* [GIVEN EXERCISE]:
Every entry below must appear again, exactly as written.

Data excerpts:

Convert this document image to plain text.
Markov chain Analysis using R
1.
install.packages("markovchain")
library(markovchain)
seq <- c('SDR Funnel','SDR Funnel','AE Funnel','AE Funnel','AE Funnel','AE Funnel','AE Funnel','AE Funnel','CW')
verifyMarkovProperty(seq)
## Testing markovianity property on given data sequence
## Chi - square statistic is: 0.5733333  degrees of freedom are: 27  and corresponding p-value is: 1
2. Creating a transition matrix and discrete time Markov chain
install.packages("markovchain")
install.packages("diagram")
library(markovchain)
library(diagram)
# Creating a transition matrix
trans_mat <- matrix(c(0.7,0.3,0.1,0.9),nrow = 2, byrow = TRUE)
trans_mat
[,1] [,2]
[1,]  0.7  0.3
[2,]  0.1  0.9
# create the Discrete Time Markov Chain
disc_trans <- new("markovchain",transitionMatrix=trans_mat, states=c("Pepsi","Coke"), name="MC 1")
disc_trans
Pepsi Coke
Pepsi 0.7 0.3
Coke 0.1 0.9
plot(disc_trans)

* [WRITTEN SOLUTION]:
Convert this document image to plain text.
Markov chain Analysis using R
1.
install.packages("markovchain")
library(markovchain)
seq <- c('SDR Funnel','SDR Funnel','AE Funnel','AE Funnel','AE Funnel','AE Funnel','AE Funnel','AE Funnel','CW')
verifyMarkovProperty(seq)
## Testing markovianity property on given data sequence
## Chi - square statistic is: 0.5733333  degrees of freedom are: 27  and corresponding p-value is: 1
2. Creating a transition matrix and discrete time Markov chain
install.packages("markovchain")
install.packages("diagram")
library(markovchain)
library(diagram)
# Creating a transition matrix
trans_mat <- matrix(c(0.7,0.3,0.1,0.9),nrow = 2, byrow = TRUE)
trans_mat
[,1] [,2]
[1,]  0.7  0.3
[2,]  0.1  0.9
# create the Discrete Time Markov Chain
disc_trans <- new("markovchain",transitionMatrix=trans_mat, states=c("Pepsi","Coke"), name="MC 1")
disc_trans
Pepsi Coke
Pepsi 0.7 0.3
Coke 0.1 0.9
plot(disc_trans)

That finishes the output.